The exercise: Would you restate all the data that follows, word for word?

**** Dataset extract

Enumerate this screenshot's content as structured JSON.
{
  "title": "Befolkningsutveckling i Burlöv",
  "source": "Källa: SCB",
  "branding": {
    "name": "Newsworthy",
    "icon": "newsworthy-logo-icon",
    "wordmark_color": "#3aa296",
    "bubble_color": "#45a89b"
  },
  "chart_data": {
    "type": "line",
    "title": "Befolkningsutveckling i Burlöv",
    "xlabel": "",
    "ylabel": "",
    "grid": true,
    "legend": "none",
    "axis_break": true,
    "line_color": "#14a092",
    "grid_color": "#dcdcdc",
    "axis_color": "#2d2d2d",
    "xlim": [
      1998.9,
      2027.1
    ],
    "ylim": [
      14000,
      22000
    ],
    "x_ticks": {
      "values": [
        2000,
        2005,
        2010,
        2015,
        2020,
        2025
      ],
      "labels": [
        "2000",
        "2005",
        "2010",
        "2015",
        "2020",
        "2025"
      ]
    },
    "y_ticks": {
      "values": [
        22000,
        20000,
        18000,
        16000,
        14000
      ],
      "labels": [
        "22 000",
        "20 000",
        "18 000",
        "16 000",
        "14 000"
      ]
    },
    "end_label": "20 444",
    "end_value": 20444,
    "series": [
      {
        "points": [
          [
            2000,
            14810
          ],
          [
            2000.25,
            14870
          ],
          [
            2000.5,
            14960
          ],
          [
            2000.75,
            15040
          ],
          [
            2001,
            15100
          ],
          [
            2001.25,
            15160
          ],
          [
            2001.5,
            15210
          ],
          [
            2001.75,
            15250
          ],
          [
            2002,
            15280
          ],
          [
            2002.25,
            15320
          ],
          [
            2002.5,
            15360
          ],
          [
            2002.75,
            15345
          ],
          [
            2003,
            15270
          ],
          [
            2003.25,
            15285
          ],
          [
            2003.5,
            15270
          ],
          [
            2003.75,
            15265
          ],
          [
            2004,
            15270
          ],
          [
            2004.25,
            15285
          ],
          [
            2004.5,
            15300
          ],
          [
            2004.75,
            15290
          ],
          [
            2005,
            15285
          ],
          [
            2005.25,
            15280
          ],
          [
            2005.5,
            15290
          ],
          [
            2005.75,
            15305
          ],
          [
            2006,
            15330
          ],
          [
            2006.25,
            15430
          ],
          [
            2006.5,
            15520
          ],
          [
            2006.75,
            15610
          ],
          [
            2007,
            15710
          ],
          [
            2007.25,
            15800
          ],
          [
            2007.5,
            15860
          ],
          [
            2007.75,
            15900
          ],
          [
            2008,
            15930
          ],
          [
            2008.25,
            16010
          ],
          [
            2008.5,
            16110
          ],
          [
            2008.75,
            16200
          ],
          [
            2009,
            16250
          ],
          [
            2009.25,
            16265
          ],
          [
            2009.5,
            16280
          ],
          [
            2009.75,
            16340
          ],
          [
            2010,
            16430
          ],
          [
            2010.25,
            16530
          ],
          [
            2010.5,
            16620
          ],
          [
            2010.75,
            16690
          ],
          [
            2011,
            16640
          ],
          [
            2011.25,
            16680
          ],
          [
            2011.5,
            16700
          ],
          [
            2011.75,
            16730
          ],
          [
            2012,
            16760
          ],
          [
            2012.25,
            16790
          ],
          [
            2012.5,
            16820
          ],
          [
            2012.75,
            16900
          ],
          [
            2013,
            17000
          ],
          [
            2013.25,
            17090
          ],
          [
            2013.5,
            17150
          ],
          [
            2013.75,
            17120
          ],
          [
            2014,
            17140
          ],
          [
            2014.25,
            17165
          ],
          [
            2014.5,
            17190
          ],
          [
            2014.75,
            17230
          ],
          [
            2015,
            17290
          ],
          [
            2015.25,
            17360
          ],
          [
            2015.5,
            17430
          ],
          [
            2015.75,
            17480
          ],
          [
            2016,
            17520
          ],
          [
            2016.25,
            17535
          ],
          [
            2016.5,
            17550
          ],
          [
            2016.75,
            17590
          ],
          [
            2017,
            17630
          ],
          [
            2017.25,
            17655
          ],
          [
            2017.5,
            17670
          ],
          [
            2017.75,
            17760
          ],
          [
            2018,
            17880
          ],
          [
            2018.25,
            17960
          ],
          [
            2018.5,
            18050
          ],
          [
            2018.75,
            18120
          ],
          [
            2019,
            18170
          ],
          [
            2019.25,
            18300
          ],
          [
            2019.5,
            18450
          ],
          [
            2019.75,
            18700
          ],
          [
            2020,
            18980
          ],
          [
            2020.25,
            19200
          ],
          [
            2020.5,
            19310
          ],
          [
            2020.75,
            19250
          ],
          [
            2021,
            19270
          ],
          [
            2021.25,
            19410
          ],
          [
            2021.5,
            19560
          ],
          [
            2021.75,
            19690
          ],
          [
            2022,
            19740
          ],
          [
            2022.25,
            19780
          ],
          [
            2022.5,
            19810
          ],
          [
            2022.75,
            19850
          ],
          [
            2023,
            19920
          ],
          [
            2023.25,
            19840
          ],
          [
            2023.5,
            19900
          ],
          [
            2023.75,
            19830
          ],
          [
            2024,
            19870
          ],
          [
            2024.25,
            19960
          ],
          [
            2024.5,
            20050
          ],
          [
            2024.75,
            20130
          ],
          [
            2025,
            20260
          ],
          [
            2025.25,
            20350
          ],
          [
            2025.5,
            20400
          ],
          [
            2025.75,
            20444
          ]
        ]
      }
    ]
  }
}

********

Expected answer:
Enumerate this screenshot's content as structured JSON.
{
  "title": "Befolkningsutveckling i Burlöv",
  "source": "Källa: SCB",
  "branding": {
    "name": "Newsworthy",
    "icon": "newsworthy-logo-icon",
    "wordmark_color": "#3aa296",
    "bubble_color": "#45a89b"
  },
  "chart_data": {
    "type": "line",
    "title": "Befolkningsutveckling i Burlöv",
    "xlabel": "",
    "ylabel": "",
    "grid": true,
    "legend": "none",
    "axis_break": true,
    "line_color": "#14a092",
    "grid_color": "#dcdcdc",
    "axis_color": "#2d2d2d",
    "xlim": [
      1998.9,
      2027.1
    ],
    "ylim": [
      14000,
      22000
    ],
    "x_ticks": {
      "values": [
        2000,
        2005,
        2010,
        2015,
        2020,
        2025
      ],
      "labels": [
        "2000",
        "2005",
        "2010",
        "2015",
        "2020",
        "2025"
      ]
    },
    "y_ticks": {
      "values": [
        22000,
        20000,
        18000,
        16000,
        14000
      ],
      "labels": [
        "22 000",
        "20 000",
        "18 000",
        "16 000",
        "14 000"
      ]
    },
    "end_label": "20 444",
    "end_value": 20444,
    "series": [
      {
        "points": [
          [
            2000,
            14810
          ],
          [
            2000.25,
            14870
          ],
          [
            2000.5,
            14960
          ],
          [
            2000.75,
            15040
          ],
          [
            2001,
            15100
          ],
          [
            2001.25,
            15160
          ],
          [
            2001.5,
            15210
          ],
          [
            2001.75,
            15250
          ],
          [
            2002,
            15280
          ],
          [
            2002.25,
            15320
          ],
          [
            2002.5,
            15360
          ],
          [
            2002.75,
            15345
          ],
          [
            2003,
            15270
          ],
          [
            2003.25,
            15285
          ],
          [
            2003.5,
            15270
          ],
          [
            2003.75,
            15265
          ],
          [
            2004,
            15270
          ],
          [
            2004.25,
            15285
          ],
          [
            2004.5,
            15300
          ],
          [
            2004.75,
            15290
          ],
          [
            2005,
            15285
          ],
          [
            2005.25,
            15280
          ],
          [
            2005.5,
            15290
          ],
          [
            2005.75,
            15305
          ],
          [
            2006,
            15330
          ],
          [
            2006.25,
            15430
          ],
          [
            2006.5,
            15520
          ],
          [
            2006.75,
            15610
          ],
          [
            2007,
            15710
          ],
          [
            2007.25,
            15800
          ],
          [
            2007.5,
            15860
          ],
          [
            2007.75,
            15900
          ],
          [
            2008,
            15930
          ],
          [
            2008.25,
            16010
          ],
          [
            2008.5,
            16110
          ],
          [
            2008.75,
            16200
          ],
          [
            2009,
            16250
          ],
          [
            2009.25,
            16265
          ],
          [
            2009.5,
            16280
          ],
          [
            2009.75,
            16340
          ],
          [
            2010,
            16430
          ],
          [
            2010.25,
            16530
          ],
          [
            2010.5,
            16620
          ],
          [
            2010.75,
            16690
          ],
          [
            2011,
            16640
          ],
          [
            2011.25,
            16680
          ],
          [
            2011.5,
            16700
          ],
          [
            2011.75,
            16730
          ],
          [
            2012,
            16760
          ],
          [
            2012.25,
            16790
          ],
          [
            2012.5,
            16820
          ],
          [
            2012.75,
            16900
          ],
          [
            2013,
            17000
          ],
          [
            2013.25,
            17090
          ],
          [
            2013.5,
            17150
          ],
          [
            2013.75,
            17120
          ],
          [
            2014,
            17140
          ],
          [
            2014.25,
            17165
          ],
          [
            2014.5,
            17190
          ],
          [
            2014.75,
            17230
          ],
          [
            2015,
            17290
          ],
          [
            2015.25,
            17360
          ],
          [
            2015.5,
            17430
          ],
          [
            2015.75,
            17480
          ],
          [
            2016,
            17520
          ],
          [
            2016.25,
            17535
          ],
          [
            2016.5,
            17550
          ],
          [
            2016.75,
            17590
          ],
          [
            2017,
            17630
          ],
          [
            2017.25,
            17655
          ],
          [
            2017.5,
            17670
          ],
          [
            2017.75,
            17760
          ],
          [
            2018,
            17880
          ],
          [
            2018.25,
            17960
          ],
          [
            2018.5,
            18050
          ],
          [
            2018.75,
            18120
          ],
          [
            2019,
            18170
          ],
          [
            2019.25,
            18300
          ],
          [
            2019.5,
            18450
          ],
          [
            2019.75,
            18700
          ],
          [
            2020,
            18980
          ],
          [
            2020.25,
            19200
          ],
          [
            2020.5,
            19310
          ],
          [
            2020.75,
            19250
          ],
          [
            2021,
            19270
          ],
          [
            2021.25,
            19410
          ],
          [
            2021.5,
            19560
          ],
          [
            2021.75,
            19690
          ],
          [
            2022,
            19740
          ],
          [
            2022.25,
            19780
          ],
          [
            2022.5,
            19810
          ],
          [
            2022.75,
            19850
          ],
          [
            2023,
            19920
          ],
          [
            2023.25,
            19840
          ],
          [
            2023.5,
            19900
          ],
          [
            2023.75,
            19830
          ],
          [
            2024,
            19870
          ],
          [
            2024.25,
            19960
          ],
          [
            2024.5,
            20050
          ],
          [
            2024.75,
            20130
          ],
          [
            2025,
            20260
          ],
          [
            2025.25,
            20350
          ],
          [
            2025.5,
            20400
          ],
          [
            2025.75,
            20444
          ]
        ]
      }
    ]
  }
}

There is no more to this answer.